TASK STATEMENT: Write the material out again exactly as it stands.

"""

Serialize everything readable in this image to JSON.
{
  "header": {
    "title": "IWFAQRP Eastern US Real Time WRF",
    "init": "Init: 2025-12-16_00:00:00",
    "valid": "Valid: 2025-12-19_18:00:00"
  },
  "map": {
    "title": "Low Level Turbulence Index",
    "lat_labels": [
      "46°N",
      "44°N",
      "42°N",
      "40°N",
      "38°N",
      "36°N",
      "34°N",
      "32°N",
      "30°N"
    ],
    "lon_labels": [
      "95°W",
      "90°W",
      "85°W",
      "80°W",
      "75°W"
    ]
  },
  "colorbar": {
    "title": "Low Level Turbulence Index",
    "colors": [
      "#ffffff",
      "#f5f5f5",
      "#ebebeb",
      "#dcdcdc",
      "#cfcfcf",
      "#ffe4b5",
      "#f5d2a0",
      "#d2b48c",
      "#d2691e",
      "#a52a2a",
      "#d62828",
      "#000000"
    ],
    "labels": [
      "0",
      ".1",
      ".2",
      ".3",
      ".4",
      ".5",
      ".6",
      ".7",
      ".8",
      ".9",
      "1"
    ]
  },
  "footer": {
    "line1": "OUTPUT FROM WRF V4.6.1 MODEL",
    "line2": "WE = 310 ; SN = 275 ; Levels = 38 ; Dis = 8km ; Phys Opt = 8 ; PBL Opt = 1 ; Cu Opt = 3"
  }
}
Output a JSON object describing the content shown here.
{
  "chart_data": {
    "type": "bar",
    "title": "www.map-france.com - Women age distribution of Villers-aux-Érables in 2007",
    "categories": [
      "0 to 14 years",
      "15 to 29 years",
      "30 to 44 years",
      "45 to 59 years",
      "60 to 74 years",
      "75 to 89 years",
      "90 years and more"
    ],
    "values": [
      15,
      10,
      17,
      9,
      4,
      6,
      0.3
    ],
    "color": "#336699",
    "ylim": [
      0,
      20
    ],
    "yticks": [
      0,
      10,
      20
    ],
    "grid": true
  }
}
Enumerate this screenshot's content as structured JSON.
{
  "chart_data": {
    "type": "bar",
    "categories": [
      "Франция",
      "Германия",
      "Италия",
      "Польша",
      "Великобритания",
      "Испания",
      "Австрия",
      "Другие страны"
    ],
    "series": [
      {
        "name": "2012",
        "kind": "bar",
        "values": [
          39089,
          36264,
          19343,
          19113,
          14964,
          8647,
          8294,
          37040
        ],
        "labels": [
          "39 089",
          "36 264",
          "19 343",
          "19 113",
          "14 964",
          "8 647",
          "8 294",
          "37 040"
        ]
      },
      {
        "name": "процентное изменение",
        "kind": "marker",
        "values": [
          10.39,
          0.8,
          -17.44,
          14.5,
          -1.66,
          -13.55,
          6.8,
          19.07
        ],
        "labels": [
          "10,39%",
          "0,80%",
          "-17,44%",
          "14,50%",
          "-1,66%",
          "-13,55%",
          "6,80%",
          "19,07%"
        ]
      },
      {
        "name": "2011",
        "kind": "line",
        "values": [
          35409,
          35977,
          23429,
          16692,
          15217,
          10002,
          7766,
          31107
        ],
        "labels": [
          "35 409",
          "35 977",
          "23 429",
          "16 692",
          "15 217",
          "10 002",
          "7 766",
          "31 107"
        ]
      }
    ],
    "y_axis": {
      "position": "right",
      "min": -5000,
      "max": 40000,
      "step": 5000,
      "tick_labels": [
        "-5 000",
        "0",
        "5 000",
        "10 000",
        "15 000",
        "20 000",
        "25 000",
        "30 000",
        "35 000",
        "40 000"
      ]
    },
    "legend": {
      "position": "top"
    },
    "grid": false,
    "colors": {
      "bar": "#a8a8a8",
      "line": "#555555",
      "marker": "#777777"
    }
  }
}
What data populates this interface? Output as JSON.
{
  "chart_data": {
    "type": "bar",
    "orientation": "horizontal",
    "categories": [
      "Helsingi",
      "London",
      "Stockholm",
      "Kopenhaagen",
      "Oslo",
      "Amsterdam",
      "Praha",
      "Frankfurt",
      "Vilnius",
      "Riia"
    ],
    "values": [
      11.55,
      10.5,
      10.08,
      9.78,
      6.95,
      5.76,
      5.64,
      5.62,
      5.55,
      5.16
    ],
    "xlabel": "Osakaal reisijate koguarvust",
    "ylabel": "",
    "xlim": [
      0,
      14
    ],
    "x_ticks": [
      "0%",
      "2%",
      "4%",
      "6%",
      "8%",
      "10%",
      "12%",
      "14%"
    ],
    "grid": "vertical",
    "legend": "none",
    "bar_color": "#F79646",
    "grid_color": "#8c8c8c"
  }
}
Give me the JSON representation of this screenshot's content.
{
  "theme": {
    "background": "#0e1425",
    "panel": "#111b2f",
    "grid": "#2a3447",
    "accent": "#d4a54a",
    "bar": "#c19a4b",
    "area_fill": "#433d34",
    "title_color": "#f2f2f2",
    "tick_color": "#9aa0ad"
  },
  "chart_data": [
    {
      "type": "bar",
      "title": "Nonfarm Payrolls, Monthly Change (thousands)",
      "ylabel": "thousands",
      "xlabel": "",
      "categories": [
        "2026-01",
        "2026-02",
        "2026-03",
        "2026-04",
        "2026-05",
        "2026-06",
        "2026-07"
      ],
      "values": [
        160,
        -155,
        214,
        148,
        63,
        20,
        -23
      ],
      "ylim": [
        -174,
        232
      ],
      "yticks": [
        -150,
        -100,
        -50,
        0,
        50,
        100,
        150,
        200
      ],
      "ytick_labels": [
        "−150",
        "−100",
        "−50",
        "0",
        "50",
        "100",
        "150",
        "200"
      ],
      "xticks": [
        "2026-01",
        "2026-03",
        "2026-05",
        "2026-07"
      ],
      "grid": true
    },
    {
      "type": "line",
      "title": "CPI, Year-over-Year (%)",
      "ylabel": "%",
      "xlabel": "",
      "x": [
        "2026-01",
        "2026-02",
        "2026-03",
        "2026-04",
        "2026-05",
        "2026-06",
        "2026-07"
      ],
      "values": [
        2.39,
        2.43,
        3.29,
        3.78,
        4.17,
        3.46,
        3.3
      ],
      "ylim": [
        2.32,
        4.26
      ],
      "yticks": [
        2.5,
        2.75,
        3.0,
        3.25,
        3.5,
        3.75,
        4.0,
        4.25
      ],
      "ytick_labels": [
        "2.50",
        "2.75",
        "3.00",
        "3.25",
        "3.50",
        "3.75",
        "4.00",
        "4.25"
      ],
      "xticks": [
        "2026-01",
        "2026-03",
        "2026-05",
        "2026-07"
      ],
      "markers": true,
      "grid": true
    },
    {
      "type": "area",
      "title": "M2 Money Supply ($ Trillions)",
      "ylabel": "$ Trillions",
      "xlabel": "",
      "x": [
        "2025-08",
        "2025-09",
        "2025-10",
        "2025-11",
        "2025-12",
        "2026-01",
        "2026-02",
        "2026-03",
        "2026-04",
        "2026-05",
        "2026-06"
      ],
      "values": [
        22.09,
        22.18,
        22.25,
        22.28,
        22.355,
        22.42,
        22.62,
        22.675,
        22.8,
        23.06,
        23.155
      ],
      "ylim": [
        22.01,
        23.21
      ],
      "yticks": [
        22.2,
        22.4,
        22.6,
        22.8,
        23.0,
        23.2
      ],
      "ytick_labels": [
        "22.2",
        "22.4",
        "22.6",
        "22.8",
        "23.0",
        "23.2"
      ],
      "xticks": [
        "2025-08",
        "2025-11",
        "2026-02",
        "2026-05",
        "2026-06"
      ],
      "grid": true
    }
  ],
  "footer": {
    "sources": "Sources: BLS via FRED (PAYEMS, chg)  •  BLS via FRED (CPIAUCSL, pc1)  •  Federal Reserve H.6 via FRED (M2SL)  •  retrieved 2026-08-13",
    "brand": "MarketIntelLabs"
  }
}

"""

SOLUTION FOR THIS EXERCISE:
Serialize everything readable in this image to JSON.
{
  "header": {
    "title": "IWFAQRP Eastern US Real Time WRF",
    "init": "Init: 2025-12-16_00:00:00",
    "valid": "Valid: 2025-12-19_18:00:00"
  },
  "map": {
    "title": "Low Level Turbulence Index",
    "lat_labels": [
      "46°N",
      "44°N",
      "42°N",
      "40°N",
      "38°N",
      "36°N",
      "34°N",
      "32°N",
      "30°N"
    ],
    "lon_labels": [
      "95°W",
      "90°W",
      "85°W",
      "80°W",
      "75°W"
    ]
  },
  "colorbar": {
    "title": "Low Level Turbulence Index",
    "colors": [
      "#ffffff",
      "#f5f5f5",
      "#ebebeb",
      "#dcdcdc",
      "#cfcfcf",
      "#ffe4b5",
      "#f5d2a0",
      "#d2b48c",
      "#d2691e",
      "#a52a2a",
      "#d62828",
      "#000000"
    ],
    "labels": [
      "0",
      ".1",
      ".2",
      ".3",
      ".4",
      ".5",
      ".6",
      ".7",
      ".8",
      ".9",
      "1"
    ]
  },
  "footer": {
    "line1": "OUTPUT FROM WRF V4.6.1 MODEL",
    "line2": "WE = 310 ; SN = 275 ; Levels = 38 ; Dis = 8km ; Phys Opt = 8 ; PBL Opt = 1 ; Cu Opt = 3"
  }
}
Output a JSON object describing the content shown here.
{
  "chart_data": {
    "type": "bar",
    "title": "www.map-france.com - Women age distribution of Villers-aux-Érables in 2007",
    "categories": [
      "0 to 14 years",
      "15 to 29 years",
      "30 to 44 years",
      "45 to 59 years",
      "60 to 74 years",
      "75 to 89 years",
      "90 years and more"
    ],
    "values": [
      15,
      10,
      17,
      9,
      4,
      6,
      0.3
    ],
    "color": "#336699",
    "ylim": [
      0,
      20
    ],
    "yticks": [
      0,
      10,
      20
    ],
    "grid": true
  }
}
Enumerate this screenshot's content as structured JSON.
{
  "chart_data": {
    "type": "bar",
    "categories": [
      "Франция",
      "Германия",
      "Италия",
      "Польша",
      "Великобритания",
      "Испания",
      "Австрия",
      "Другие страны"
    ],
    "series": [
      {
        "name": "2012",
        "kind": "bar",
        "values": [
          39089,
          36264,
          19343,
          19113,
          14964,
          8647,
          8294,
          37040
        ],
        "labels": [
          "39 089",
          "36 264",
          "19 343",
          "19 113",
          "14 964",
          "8 647",
          "8 294",
          "37 040"
        ]
      },
      {
        "name": "процентное изменение",
        "kind": "marker",
        "values": [
          10.39,
          0.8,
          -17.44,
          14.5,
          -1.66,
          -13.55,
          6.8,
          19.07
        ],
        "labels": [
          "10,39%",
          "0,80%",
          "-17,44%",
          "14,50%",
          "-1,66%",
          "-13,55%",
          "6,80%",
          "19,07%"
        ]
      },
      {
        "name": "2011",
        "kind": "line",
        "values": [
          35409,
          35977,
          23429,
          16692,
          15217,
          10002,
          7766,
          31107
        ],
        "labels": [
          "35 409",
          "35 977",
          "23 429",
          "16 692",
          "15 217",
          "10 002",
          "7 766",
          "31 107"
        ]
      }
    ],
    "y_axis": {
      "position": "right",
      "min": -5000,
      "max": 40000,
      "step": 5000,
      "tick_labels": [
        "-5 000",
        "0",
        "5 000",
        "10 000",
        "15 000",
        "20 000",
        "25 000",
        "30 000",
        "35 000",
        "40 000"
      ]
    },
    "legend": {
      "position": "top"
    },
    "grid": false,
    "colors": {
      "bar": "#a8a8a8",
      "line": "#555555",
      "marker": "#777777"
    }
  }
}
What data populates this interface? Output as JSON.
{
  "chart_data": {
    "type": "bar",
    "orientation": "horizontal",
    "categories": [
      "Helsingi",
      "London",
      "Stockholm",
      "Kopenhaagen",
      "Oslo",
      "Amsterdam",
      "Praha",
      "Frankfurt",
      "Vilnius",
      "Riia"
    ],
    "values": [
      11.55,
      10.5,
      10.08,
      9.78,
      6.95,
      5.76,
      5.64,
      5.62,
      5.55,
      5.16
    ],
    "xlabel": "Osakaal reisijate koguarvust",
    "ylabel": "",
    "xlim": [
      0,
      14
    ],
    "x_ticks": [
      "0%",
      "2%",
      "4%",
      "6%",
      "8%",
      "10%",
      "12%",
      "14%"
    ],
    "grid": "vertical",
    "legend": "none",
    "bar_color": "#F79646",
    "grid_color": "#8c8c8c"
  }
}
Give me the JSON representation of this screenshot's content.
{
  "theme": {
    "background": "#0e1425",
    "panel": "#111b2f",
    "grid": "#2a3447",
    "accent": "#d4a54a",
    "bar": "#c19a4b",
    "area_fill": "#433d34",
    "title_color": "#f2f2f2",
    "tick_color": "#9aa0ad"
  },
  "chart_data": [
    {
      "type": "bar",
      "title": "Nonfarm Payrolls, Monthly Change (thousands)",
      "ylabel": "thousands",
      "xlabel": "",
      "categories": [
        "2026-01",
        "2026-02",
        "2026-03",
        "2026-04",
        "2026-05",
        "2026-06",
        "2026-07"
      ],
      "values": [
        160,
        -155,
        214,
        148,
        63,
        20,
        -23
      ],
      "ylim": [
        -174,
        232
      ],
      "yticks": [
        -150,
        -100,
        -50,
        0,
        50,
        100,
        150,
        200
      ],
      "ytick_labels": [
        "−150",
        "−100",
        "−50",
        "0",
        "50",
        "100",
        "150",
        "200"
      ],
      "xticks": [
        "2026-01",
        "2026-03",
        "2026-05",
        "2026-07"
      ],
      "grid": true
    },
    {
      "type": "line",
      "title": "CPI, Year-over-Year (%)",
      "ylabel": "%",
      "xlabel": "",
      "x": [
        "2026-01",
        "2026-02",
        "2026-03",
        "2026-04",
        "2026-05",
        "2026-06",
        "2026-07"
      ],
      "values": [
        2.39,
        2.43,
        3.29,
        3.78,
        4.17,
        3.46,
        3.3
      ],
      "ylim": [
        2.32,
        4.26
      ],
      "yticks": [
        2.5,
        2.75,
        3.0,
        3.25,
        3.5,
        3.75,
        4.0,
        4.25
      ],
      "ytick_labels": [
        "2.50",
        "2.75",
        "3.00",
        "3.25",
        "3.50",
        "3.75",
        "4.00",
        "4.25"
      ],
      "xticks": [
        "2026-01",
        "2026-03",
        "2026-05",
        "2026-07"
      ],
      "markers": true,
      "grid": true
    },
    {
      "type": "area",
      "title": "M2 Money Supply ($ Trillions)",
      "ylabel": "$ Trillions",
      "xlabel": "",
      "x": [
        "2025-08",
        "2025-09",
        "2025-10",
        "2025-11",
        "2025-12",
        "2026-01",
        "2026-02",
        "2026-03",
        "2026-04",
        "2026-05",
        "2026-06"
      ],
      "values": [
        22.09,
        22.18,
        22.25,
        22.28,
        22.355,
        22.42,
        22.62,
        22.675,
        22.8,
        23.06,
        23.155
      ],
      "ylim": [
        22.01,
        23.21
      ],
      "yticks": [
        22.2,
        22.4,
        22.6,
        22.8,
        23.0,
        23.2
      ],
      "ytick_labels": [
        "22.2",
        "22.4",
        "22.6",
        "22.8",
        "23.0",
        "23.2"
      ],
      "xticks": [
        "2025-08",
        "2025-11",
        "2026-02",
        "2026-05",
        "2026-06"
      ],
      "grid": true
    }
  ],
  "footer": {
    "sources": "Sources: BLS via FRED (PAYEMS, chg)  •  BLS via FRED (CPIAUCSL, pc1)  •  Federal Reserve H.6 via FRED (M2SL)  •  retrieved 2026-08-13",
    "brand": "MarketIntelLabs"
  }
}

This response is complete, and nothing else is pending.